## Begin RECORDS SHOWN
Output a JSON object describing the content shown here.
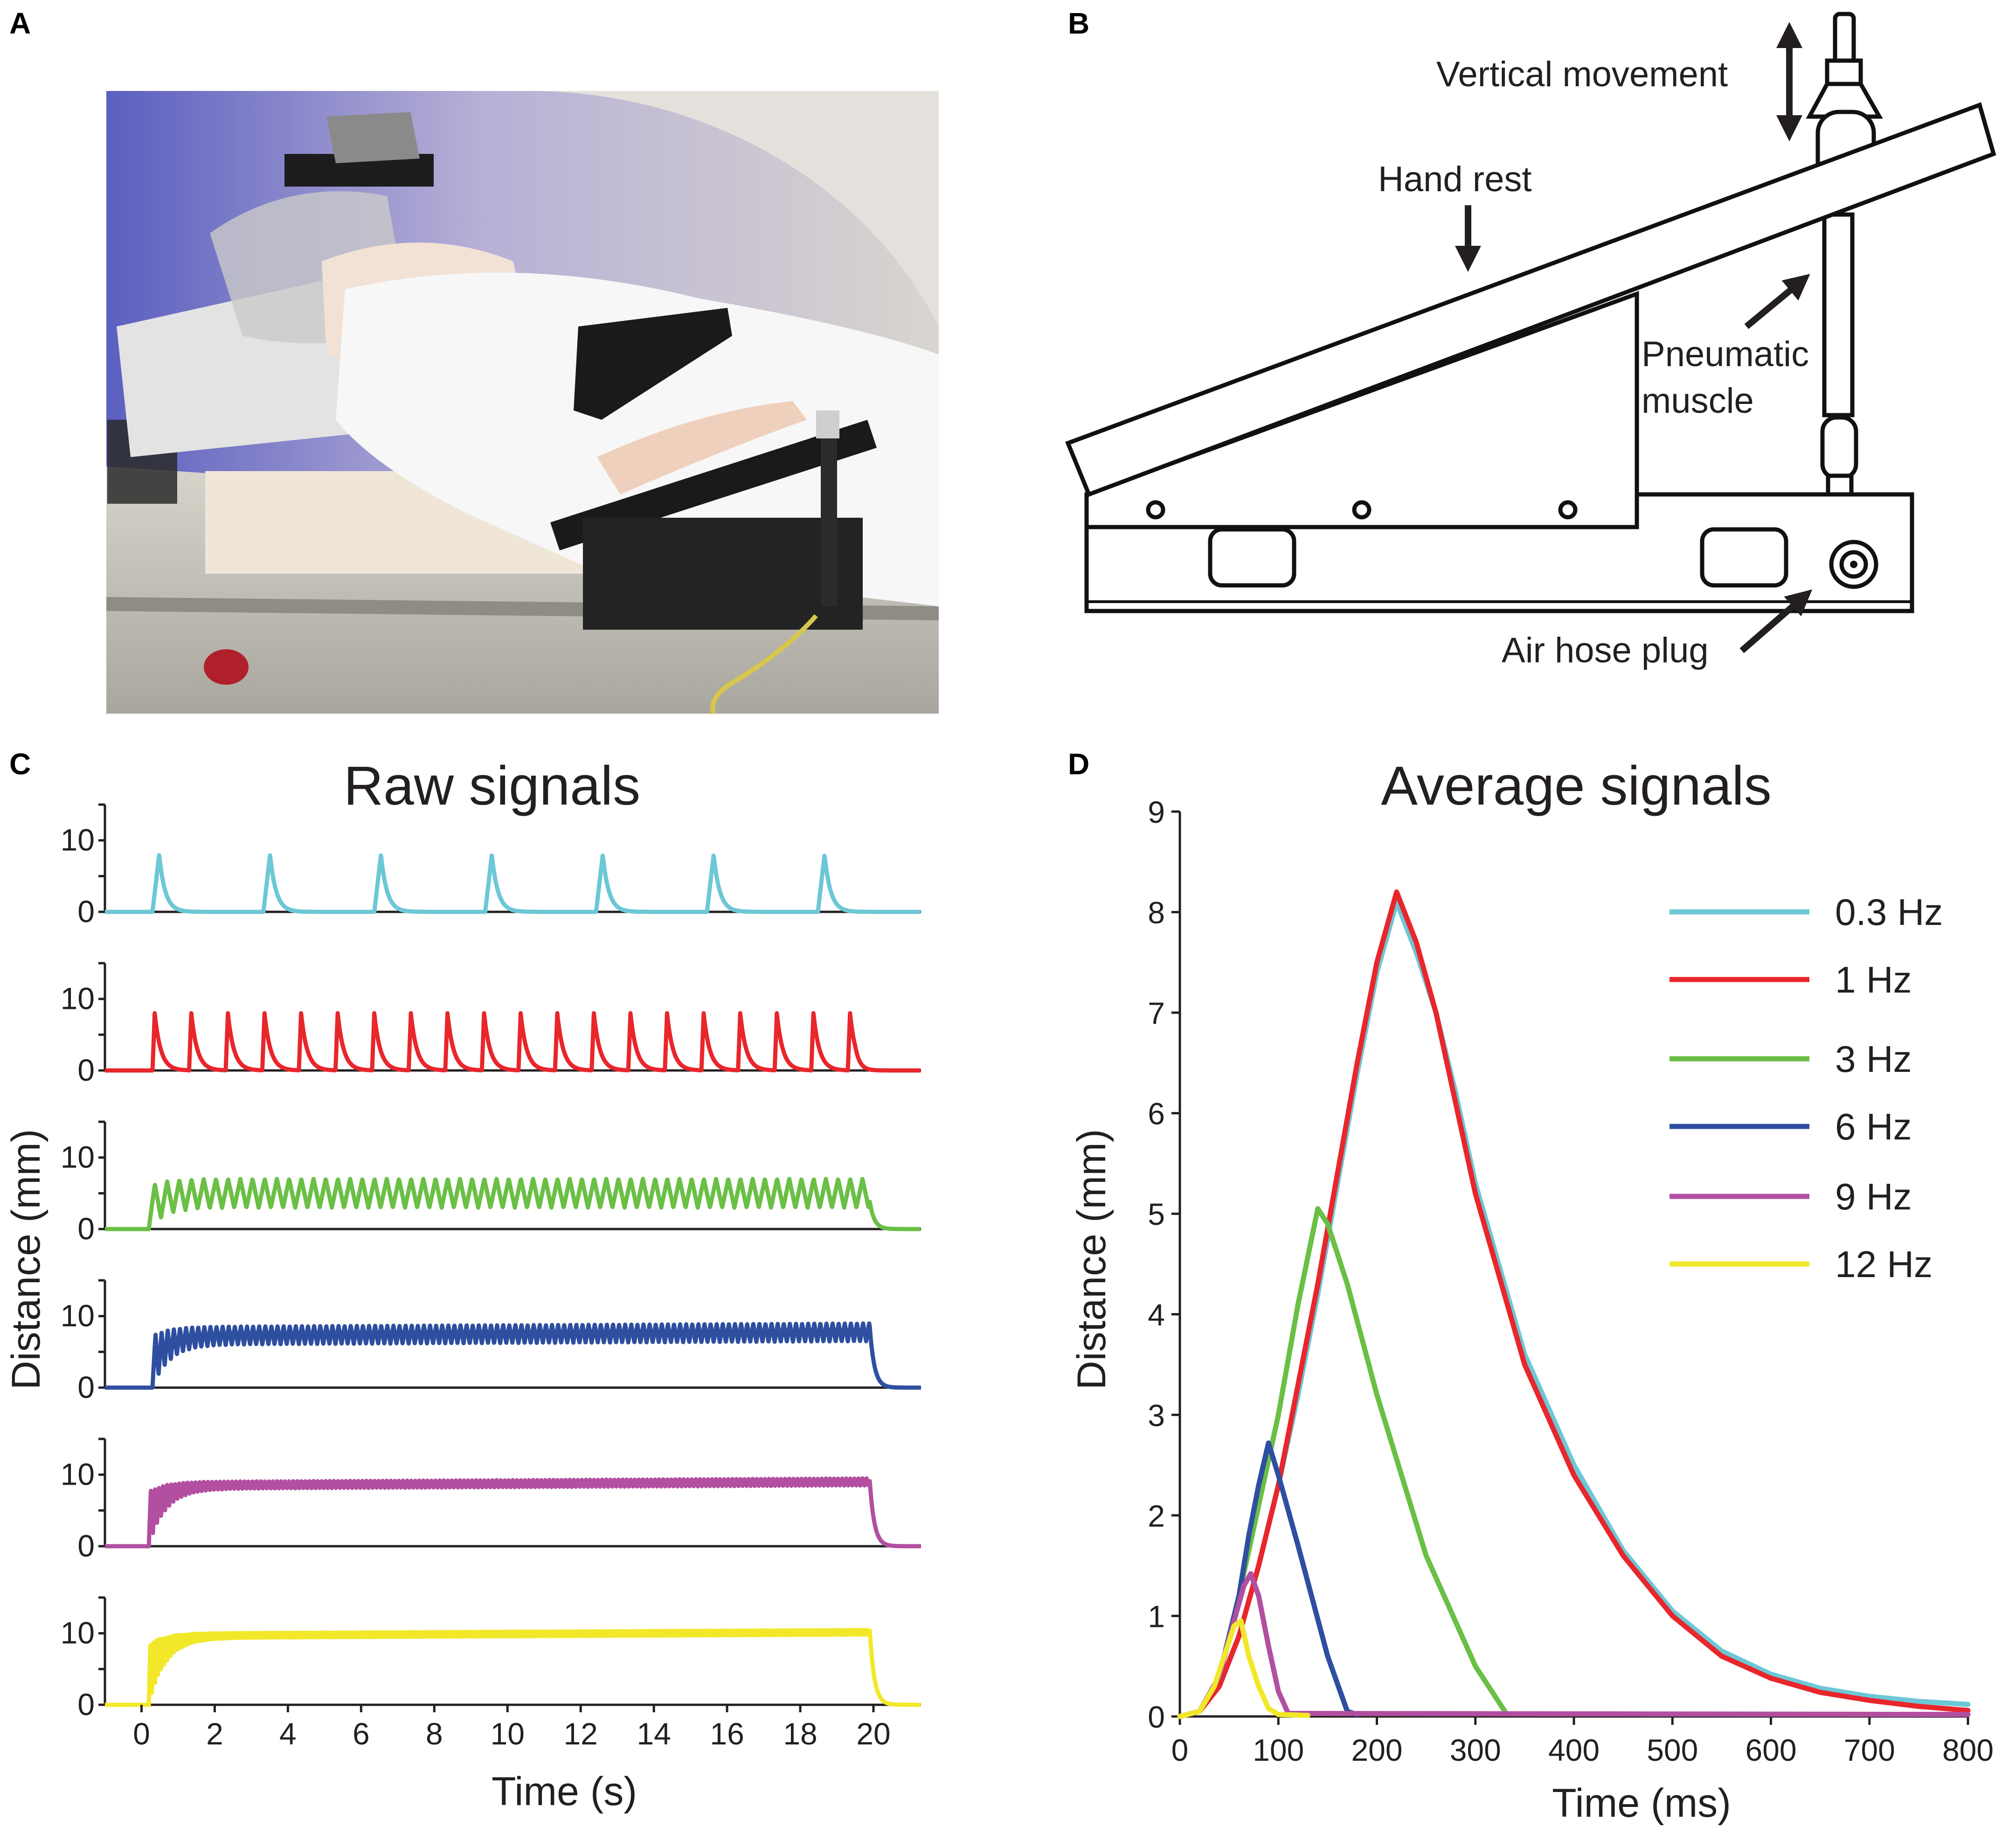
{
  "panels": {
    "a": {
      "label": "A"
    },
    "b": {
      "label": "B",
      "annotations": {
        "vertical_movement": "Vertical movement",
        "hand_rest": "Hand rest",
        "pneumatic_1": "Pneumatic",
        "pneumatic_2": "muscle",
        "air_hose_plug": "Air hose plug"
      }
    },
    "c": {
      "label": "C"
    },
    "d": {
      "label": "D"
    }
  },
  "chart_data": [
    {
      "type": "line",
      "panel": "C",
      "title": "Raw signals",
      "xlabel": "Time (s)",
      "ylabel": "Distance (mm)",
      "xlim": [
        -1,
        21.3
      ],
      "ylim": [
        0,
        15
      ],
      "xticks": [
        "0",
        "2",
        "4",
        "6",
        "8",
        "10",
        "12",
        "14",
        "16",
        "18",
        "20"
      ],
      "yticks": [
        "0",
        "10"
      ],
      "series": [
        {
          "name": "0.3 Hz",
          "color": "#6cc7d6",
          "freq_hz": 0.33,
          "start_s": 0.3,
          "end_s": 20,
          "peak_mm": 8,
          "trough_mm": 0
        },
        {
          "name": "1 Hz",
          "color": "#e8262b",
          "freq_hz": 1,
          "start_s": 0.3,
          "end_s": 19.5,
          "peak_mm": 8,
          "trough_mm": 0
        },
        {
          "name": "3 Hz",
          "color": "#6abf45",
          "freq_hz": 3,
          "start_s": 0.2,
          "end_s": 19.9,
          "peak_mm": 7,
          "trough_mm": 3
        },
        {
          "name": "6 Hz",
          "color": "#2e4fa0",
          "freq_hz": 6,
          "start_s": 0.3,
          "end_s": 19.9,
          "peak_mm": 8.5,
          "trough_mm": 6
        },
        {
          "name": "9 Hz",
          "color": "#b24fa0",
          "freq_hz": 9,
          "start_s": 0.2,
          "end_s": 19.9,
          "peak_mm": 9,
          "trough_mm": 8
        },
        {
          "name": "12 Hz",
          "color": "#f2e829",
          "freq_hz": 12,
          "start_s": 0.2,
          "end_s": 19.9,
          "peak_mm": 10,
          "trough_mm": 9.3
        }
      ]
    },
    {
      "type": "line",
      "panel": "D",
      "title": "Average signals",
      "xlabel": "Time (ms)",
      "ylabel": "Distance (mm)",
      "xlim": [
        0,
        800
      ],
      "ylim": [
        0,
        9
      ],
      "xticks": [
        "0",
        "100",
        "200",
        "300",
        "400",
        "500",
        "600",
        "700",
        "800"
      ],
      "yticks": [
        "0",
        "1",
        "2",
        "3",
        "4",
        "5",
        "6",
        "7",
        "8",
        "9"
      ],
      "legend_position": "top-right",
      "series": [
        {
          "name": "0.3 Hz",
          "color": "#6cc7d6",
          "x": [
            0,
            20,
            40,
            60,
            80,
            100,
            120,
            140,
            160,
            180,
            200,
            220,
            240,
            260,
            280,
            300,
            350,
            400,
            450,
            500,
            550,
            600,
            650,
            700,
            750,
            800
          ],
          "y": [
            0,
            0.05,
            0.3,
            0.8,
            1.5,
            2.3,
            3.2,
            4.2,
            5.3,
            6.4,
            7.4,
            8.1,
            7.6,
            7.0,
            6.2,
            5.3,
            3.6,
            2.5,
            1.65,
            1.05,
            0.65,
            0.42,
            0.28,
            0.2,
            0.15,
            0.12
          ]
        },
        {
          "name": "1 Hz",
          "color": "#e8262b",
          "x": [
            0,
            20,
            40,
            60,
            80,
            100,
            120,
            140,
            160,
            180,
            200,
            220,
            240,
            260,
            280,
            300,
            350,
            400,
            450,
            500,
            550,
            600,
            650,
            700,
            750,
            800
          ],
          "y": [
            0,
            0.05,
            0.3,
            0.8,
            1.5,
            2.3,
            3.3,
            4.3,
            5.4,
            6.5,
            7.5,
            8.2,
            7.7,
            7.0,
            6.1,
            5.2,
            3.5,
            2.4,
            1.6,
            1.0,
            0.6,
            0.38,
            0.24,
            0.16,
            0.1,
            0.06
          ]
        },
        {
          "name": "3 Hz",
          "color": "#6abf45",
          "x": [
            0,
            20,
            40,
            60,
            80,
            100,
            120,
            140,
            150,
            170,
            200,
            250,
            300,
            330
          ],
          "y": [
            0,
            0.05,
            0.4,
            1.2,
            2.1,
            3.0,
            4.1,
            5.05,
            4.9,
            4.3,
            3.2,
            1.6,
            0.5,
            0.05
          ]
        },
        {
          "name": "6 Hz",
          "color": "#2e4fa0",
          "x": [
            0,
            20,
            40,
            60,
            70,
            80,
            90,
            100,
            120,
            150,
            170,
            180
          ],
          "y": [
            0,
            0.05,
            0.4,
            1.2,
            1.8,
            2.3,
            2.72,
            2.4,
            1.7,
            0.6,
            0.05,
            0.02
          ]
        },
        {
          "name": "9 Hz",
          "color": "#b24fa0",
          "x": [
            0,
            20,
            40,
            55,
            65,
            72,
            80,
            90,
            100,
            110,
            800
          ],
          "y": [
            0,
            0.05,
            0.4,
            0.95,
            1.3,
            1.42,
            1.2,
            0.7,
            0.25,
            0.03,
            0.02
          ]
        },
        {
          "name": "12 Hz",
          "color": "#f2e829",
          "x": [
            0,
            20,
            35,
            45,
            55,
            62,
            70,
            80,
            90,
            100,
            130
          ],
          "y": [
            0,
            0.05,
            0.3,
            0.6,
            0.9,
            0.95,
            0.6,
            0.3,
            0.08,
            0.02,
            0.01
          ]
        }
      ]
    }
  ]
}
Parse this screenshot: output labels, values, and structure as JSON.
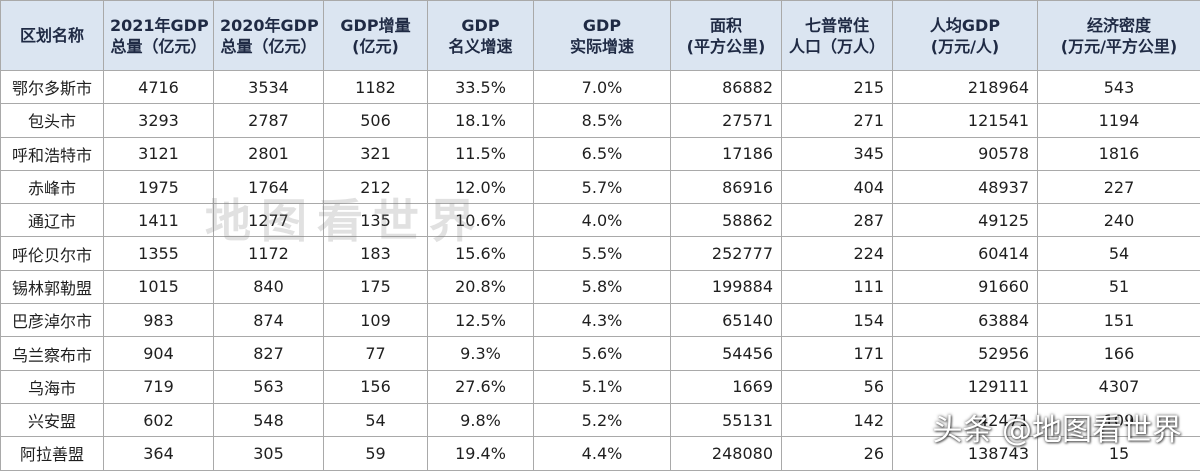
{
  "table": {
    "headers": [
      {
        "line1": "区划名称",
        "line2": ""
      },
      {
        "line1": "2021年GDP",
        "line2": "总量（亿元）"
      },
      {
        "line1": "2020年GDP",
        "line2": "总量（亿元）"
      },
      {
        "line1": "GDP增量",
        "line2": "(亿元)"
      },
      {
        "line1": "GDP",
        "line2": "名义增速"
      },
      {
        "line1": "GDP",
        "line2": "实际增速"
      },
      {
        "line1": "面积",
        "line2": "(平方公里)"
      },
      {
        "line1": "七普常住",
        "line2": "人口（万人）"
      },
      {
        "line1": "人均GDP",
        "line2": "(万元/人)"
      },
      {
        "line1": "经济密度",
        "line2": "(万元/平方公里)"
      }
    ],
    "rows": [
      [
        "鄂尔多斯市",
        "4716",
        "3534",
        "1182",
        "33.5%",
        "7.0%",
        "86882",
        "215",
        "218964",
        "543"
      ],
      [
        "包头市",
        "3293",
        "2787",
        "506",
        "18.1%",
        "8.5%",
        "27571",
        "271",
        "121541",
        "1194"
      ],
      [
        "呼和浩特市",
        "3121",
        "2801",
        "321",
        "11.5%",
        "6.5%",
        "17186",
        "345",
        "90578",
        "1816"
      ],
      [
        "赤峰市",
        "1975",
        "1764",
        "212",
        "12.0%",
        "5.7%",
        "86916",
        "404",
        "48937",
        "227"
      ],
      [
        "通辽市",
        "1411",
        "1277",
        "135",
        "10.6%",
        "4.0%",
        "58862",
        "287",
        "49125",
        "240"
      ],
      [
        "呼伦贝尔市",
        "1355",
        "1172",
        "183",
        "15.6%",
        "5.5%",
        "252777",
        "224",
        "60414",
        "54"
      ],
      [
        "锡林郭勒盟",
        "1015",
        "840",
        "175",
        "20.8%",
        "5.8%",
        "199884",
        "111",
        "91660",
        "51"
      ],
      [
        "巴彦淖尔市",
        "983",
        "874",
        "109",
        "12.5%",
        "4.3%",
        "65140",
        "154",
        "63884",
        "151"
      ],
      [
        "乌兰察布市",
        "904",
        "827",
        "77",
        "9.3%",
        "5.6%",
        "54456",
        "171",
        "52956",
        "166"
      ],
      [
        "乌海市",
        "719",
        "563",
        "156",
        "27.6%",
        "5.1%",
        "1669",
        "56",
        "129111",
        "4307"
      ],
      [
        "兴安盟",
        "602",
        "548",
        "54",
        "9.8%",
        "5.2%",
        "55131",
        "142",
        "42471",
        "109"
      ],
      [
        "阿拉善盟",
        "364",
        "305",
        "59",
        "19.4%",
        "4.4%",
        "248080",
        "26",
        "138743",
        "15"
      ]
    ]
  },
  "watermarks": {
    "center": "地图看世界",
    "corner": "头条 @地图看世界"
  }
}
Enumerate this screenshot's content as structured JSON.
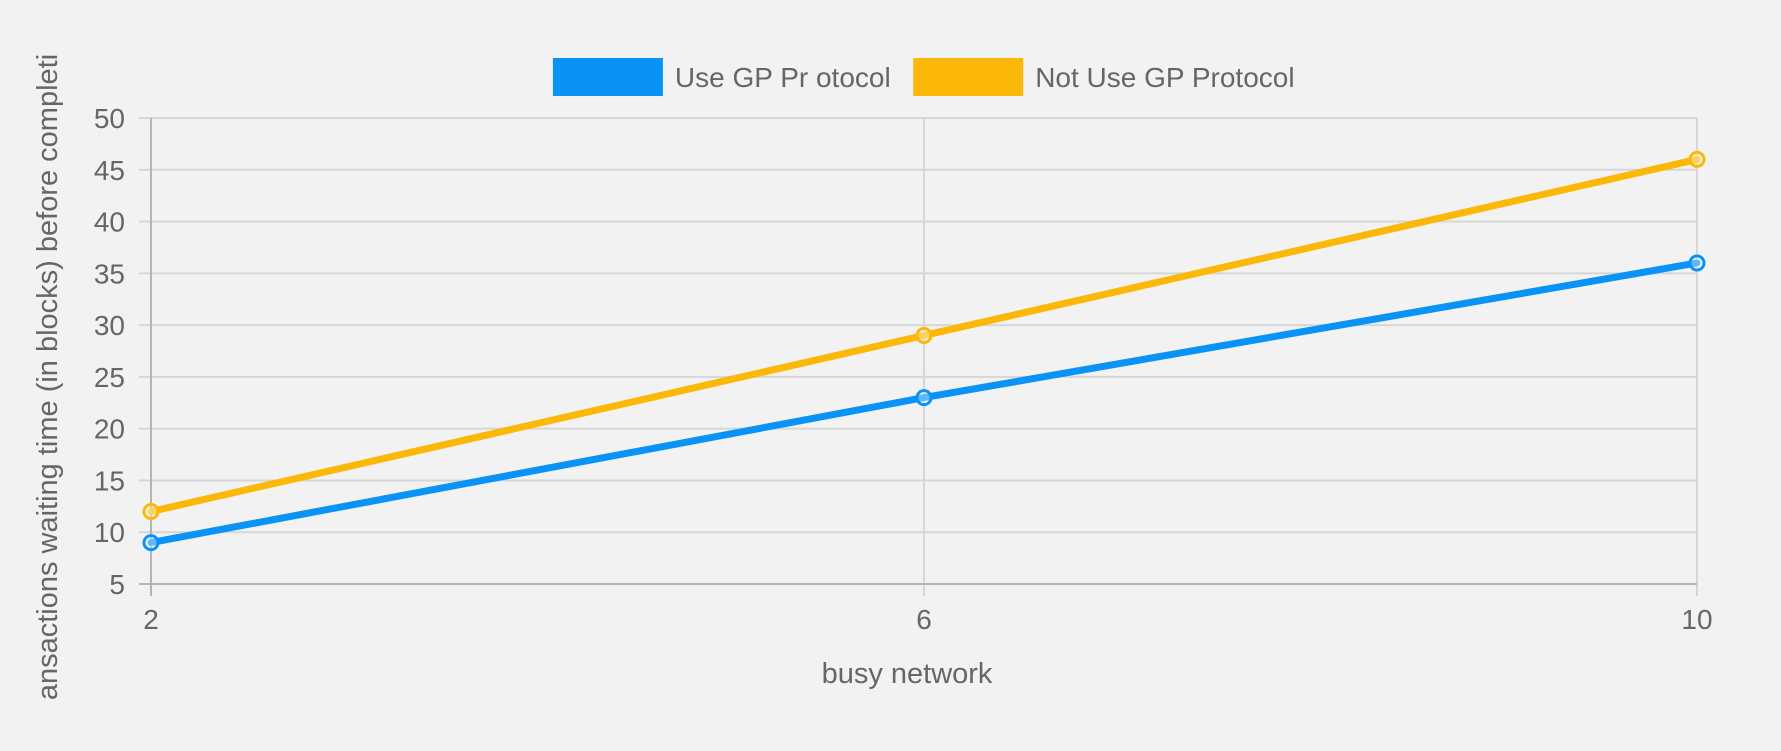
## End RECORDS SHOWN
**AIM:**
From the data above, gather every line that includes the word "this".

**FINISHED EXERCISE:**
Parse this screenshot: output labels, values, and structure as JSON.
Enumerate this screenshot's content as structured JSON.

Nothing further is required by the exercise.